[Source data start]
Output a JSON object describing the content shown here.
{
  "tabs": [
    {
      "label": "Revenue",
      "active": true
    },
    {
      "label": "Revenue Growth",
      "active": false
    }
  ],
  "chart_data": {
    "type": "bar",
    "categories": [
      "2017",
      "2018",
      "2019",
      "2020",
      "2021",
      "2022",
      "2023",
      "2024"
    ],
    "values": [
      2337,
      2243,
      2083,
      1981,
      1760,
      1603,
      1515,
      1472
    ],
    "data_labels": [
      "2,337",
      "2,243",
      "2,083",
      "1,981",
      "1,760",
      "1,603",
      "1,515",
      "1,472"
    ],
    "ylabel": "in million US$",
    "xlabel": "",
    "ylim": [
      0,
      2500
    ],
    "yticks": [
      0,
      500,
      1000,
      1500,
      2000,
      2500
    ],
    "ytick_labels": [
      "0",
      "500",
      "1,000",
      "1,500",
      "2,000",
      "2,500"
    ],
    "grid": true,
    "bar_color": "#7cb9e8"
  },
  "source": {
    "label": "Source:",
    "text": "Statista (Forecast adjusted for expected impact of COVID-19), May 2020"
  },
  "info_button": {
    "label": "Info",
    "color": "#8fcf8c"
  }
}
[Source data end]
[Source data start]
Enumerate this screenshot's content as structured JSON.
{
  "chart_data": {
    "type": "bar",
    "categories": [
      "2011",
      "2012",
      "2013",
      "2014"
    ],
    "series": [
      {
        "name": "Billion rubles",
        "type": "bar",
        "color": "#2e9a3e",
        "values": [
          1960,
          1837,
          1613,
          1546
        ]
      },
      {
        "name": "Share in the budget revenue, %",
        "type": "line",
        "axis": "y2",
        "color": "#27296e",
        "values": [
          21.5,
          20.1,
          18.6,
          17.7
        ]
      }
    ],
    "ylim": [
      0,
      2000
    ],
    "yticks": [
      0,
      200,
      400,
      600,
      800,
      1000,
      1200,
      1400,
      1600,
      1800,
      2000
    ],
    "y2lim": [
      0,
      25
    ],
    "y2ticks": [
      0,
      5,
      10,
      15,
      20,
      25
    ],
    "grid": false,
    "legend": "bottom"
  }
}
[Source data end]
## Required work
Look above for lines with the word "content" and copy them all.

## Full solution
Output a JSON object describing the content shown here.
Enumerate this screenshot's content as structured JSON.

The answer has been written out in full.